§ **Extrait à lire**
= = = = =
La cave du Dr Orlof

Notes en vrac

mercredi, mars 17, 2010

Un coeur en hiver

Un rude hiver (1939) de Raymond Queneau (Gallimard. L’imaginaire. 1991)

Je n’ai toujours pas perdu mon goût pour les titres édités sous l’étiquette L’imaginaire de Gallimard et c’est avec un certain intérêt que j’ai acheté le numéro 1 de la collection. C’est Raymond Queneau qui a ouvert le bal, auteur que je connais davantage pour ses jeux littéraires oulipiens (voir ses excellents Exercices de style) ou pour ses romans à l’humour débridé (Zazie dans le métro). Or même si cet humour n’est pas absent d’Un rude hiver (on retrouve souvent un sens de la formule propre à l’auteur), il fait néanmoins figure de « roman sérieux » dans la bibliographie de Queneau.
= = = = =
[Données de localisation des éléments]
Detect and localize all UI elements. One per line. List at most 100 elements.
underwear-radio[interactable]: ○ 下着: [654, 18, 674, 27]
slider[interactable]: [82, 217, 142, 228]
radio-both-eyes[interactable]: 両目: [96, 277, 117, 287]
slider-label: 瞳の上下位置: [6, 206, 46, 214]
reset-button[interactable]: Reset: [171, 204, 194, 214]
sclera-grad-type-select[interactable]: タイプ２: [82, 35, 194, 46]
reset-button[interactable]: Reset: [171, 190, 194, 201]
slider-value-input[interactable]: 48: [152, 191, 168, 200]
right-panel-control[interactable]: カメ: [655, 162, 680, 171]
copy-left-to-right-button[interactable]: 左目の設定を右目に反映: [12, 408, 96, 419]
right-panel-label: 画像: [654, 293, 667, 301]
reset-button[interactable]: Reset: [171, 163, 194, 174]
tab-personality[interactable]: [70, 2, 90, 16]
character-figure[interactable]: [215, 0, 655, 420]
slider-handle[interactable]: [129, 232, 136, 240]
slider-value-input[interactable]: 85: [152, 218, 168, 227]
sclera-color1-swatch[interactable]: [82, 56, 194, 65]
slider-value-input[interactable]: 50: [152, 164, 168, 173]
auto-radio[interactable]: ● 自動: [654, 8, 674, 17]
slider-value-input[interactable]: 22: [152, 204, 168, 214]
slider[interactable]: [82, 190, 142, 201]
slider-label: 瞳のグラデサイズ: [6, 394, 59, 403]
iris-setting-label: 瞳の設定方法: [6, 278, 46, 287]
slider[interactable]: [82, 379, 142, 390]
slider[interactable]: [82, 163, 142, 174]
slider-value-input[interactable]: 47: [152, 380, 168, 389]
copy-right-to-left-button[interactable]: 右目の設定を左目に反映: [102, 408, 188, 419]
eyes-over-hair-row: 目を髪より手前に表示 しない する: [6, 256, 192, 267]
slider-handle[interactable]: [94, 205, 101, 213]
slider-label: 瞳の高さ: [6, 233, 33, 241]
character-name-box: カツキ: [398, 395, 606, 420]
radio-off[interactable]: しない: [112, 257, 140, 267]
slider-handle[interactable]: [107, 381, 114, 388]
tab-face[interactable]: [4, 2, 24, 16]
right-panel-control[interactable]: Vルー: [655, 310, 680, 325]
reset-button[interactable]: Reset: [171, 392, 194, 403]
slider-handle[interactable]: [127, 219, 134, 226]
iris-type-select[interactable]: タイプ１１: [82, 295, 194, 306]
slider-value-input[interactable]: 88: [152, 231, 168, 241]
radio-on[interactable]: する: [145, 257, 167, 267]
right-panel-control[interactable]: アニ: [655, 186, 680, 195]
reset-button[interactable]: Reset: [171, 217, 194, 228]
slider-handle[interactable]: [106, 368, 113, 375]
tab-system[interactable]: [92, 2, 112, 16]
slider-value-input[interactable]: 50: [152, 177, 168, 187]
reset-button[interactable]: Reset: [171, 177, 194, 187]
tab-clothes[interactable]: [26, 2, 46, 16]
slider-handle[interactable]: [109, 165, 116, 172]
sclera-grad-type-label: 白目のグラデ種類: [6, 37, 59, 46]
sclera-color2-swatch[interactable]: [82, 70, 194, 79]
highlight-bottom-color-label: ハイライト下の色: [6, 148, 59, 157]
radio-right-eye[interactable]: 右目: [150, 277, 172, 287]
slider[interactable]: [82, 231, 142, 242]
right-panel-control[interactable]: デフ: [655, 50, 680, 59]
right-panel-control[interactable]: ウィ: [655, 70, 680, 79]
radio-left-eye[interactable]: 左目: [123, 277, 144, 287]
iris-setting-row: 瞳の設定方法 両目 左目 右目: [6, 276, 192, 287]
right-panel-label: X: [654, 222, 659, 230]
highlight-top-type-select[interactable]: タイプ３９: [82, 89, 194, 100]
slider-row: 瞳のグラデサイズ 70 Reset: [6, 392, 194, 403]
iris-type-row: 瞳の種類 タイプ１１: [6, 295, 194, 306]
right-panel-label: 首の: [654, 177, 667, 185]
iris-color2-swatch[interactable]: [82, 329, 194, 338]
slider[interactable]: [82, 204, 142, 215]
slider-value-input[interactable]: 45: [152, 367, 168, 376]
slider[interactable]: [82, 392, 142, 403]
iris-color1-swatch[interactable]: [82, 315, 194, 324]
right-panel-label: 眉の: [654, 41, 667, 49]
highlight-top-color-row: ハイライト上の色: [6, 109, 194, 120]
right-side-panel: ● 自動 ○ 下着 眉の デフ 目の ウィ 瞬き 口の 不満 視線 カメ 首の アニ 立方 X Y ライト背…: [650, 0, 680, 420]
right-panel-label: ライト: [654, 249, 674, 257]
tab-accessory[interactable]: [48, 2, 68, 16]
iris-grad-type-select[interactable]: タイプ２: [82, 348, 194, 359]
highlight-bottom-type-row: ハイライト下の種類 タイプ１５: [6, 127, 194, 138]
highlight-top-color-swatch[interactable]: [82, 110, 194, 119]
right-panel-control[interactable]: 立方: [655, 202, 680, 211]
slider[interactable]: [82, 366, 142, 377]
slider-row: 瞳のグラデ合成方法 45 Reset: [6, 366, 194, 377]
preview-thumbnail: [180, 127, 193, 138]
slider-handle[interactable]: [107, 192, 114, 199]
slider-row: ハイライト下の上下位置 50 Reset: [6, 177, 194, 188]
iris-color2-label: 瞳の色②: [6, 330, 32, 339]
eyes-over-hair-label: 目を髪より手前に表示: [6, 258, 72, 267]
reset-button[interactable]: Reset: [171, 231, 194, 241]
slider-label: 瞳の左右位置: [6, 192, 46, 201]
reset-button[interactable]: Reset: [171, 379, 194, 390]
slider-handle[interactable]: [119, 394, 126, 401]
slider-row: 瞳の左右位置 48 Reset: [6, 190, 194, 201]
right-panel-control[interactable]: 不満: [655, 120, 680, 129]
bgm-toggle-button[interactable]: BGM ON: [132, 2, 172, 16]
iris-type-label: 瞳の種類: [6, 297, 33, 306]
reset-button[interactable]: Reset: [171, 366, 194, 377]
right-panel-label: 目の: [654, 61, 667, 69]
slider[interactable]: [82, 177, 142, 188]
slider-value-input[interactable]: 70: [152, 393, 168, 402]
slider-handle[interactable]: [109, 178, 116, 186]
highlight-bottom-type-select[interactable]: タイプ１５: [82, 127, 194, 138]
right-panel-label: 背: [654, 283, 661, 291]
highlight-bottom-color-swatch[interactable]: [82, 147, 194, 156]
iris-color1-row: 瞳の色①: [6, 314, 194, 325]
= = = = =
§ **Consignes**
a: En quelle année Un rude hiver a-t-il paru, d'après la note sur Un rude hiver ?
b: D'après la note sur Un rude hiver, pourquoi le numéro 1 de la collection L'imaginaire a-t-il été acheté avec un certain intérêt ?
c: Poursuivez la note sur Un rude hiver à partir de l'endroit où elle s'arrête.

§ **Réponses**
a: En 1939.

b: La personne qui écrit n'a pas perdu son goût pour les titres édités sous l'étiquette L'imaginaire de Gallimard. C'est ce goût qui explique l'intérêt porté à l'achat du numéro 1 de la collection.

c:
Il nous propose ici un portrait de Bernard Lehameau, héros de guerre médaillé et rendu à la vie civile suite à une blessure. Au Havre, il traîne désormais son ennui et ses rancœurs en jouant sans arrêt les Cassandre : non, la guerre ne va pas se terminer vite ! Non, les allemands ne sont pas des lâches dont on va se débarrasser facilement… Son cynisme le ferait presque ranger dans la catégorie des traîtres à la patrie s’il n’y avait pas son pedigree militaire antérieur…
Le livre de Queneau est étonnant car il nous met d’emblée face à un type peu sympathique : réactionnaire, raciste, collaborationniste (Bernard rêve d’une France sous protectorat allemand) et misanthrope. Même s’il fait la cour à une belle anglaise, il nous devient encore plus suspect quand il approche deux enfants et se propose de les accompagner au cinéma.
On voit ce qu’un écrivain peu habile aurait pu tirer d’un tel point de départ et les leçons qu’il aurait pu nous asséner. Or Queneau nous prend à contre-pied en étoffant peu à peu cette silhouette pourtant peu sympathique. Il ne s’agit pas de révéler soudainement et grossièrement quels trésors portent en lui Bernard mais, par d’infimes variations, pénétrer au cœur de ce qui compose la personne humaine et son ambiguïté, jusqu’à la rendre touchante, émouvante.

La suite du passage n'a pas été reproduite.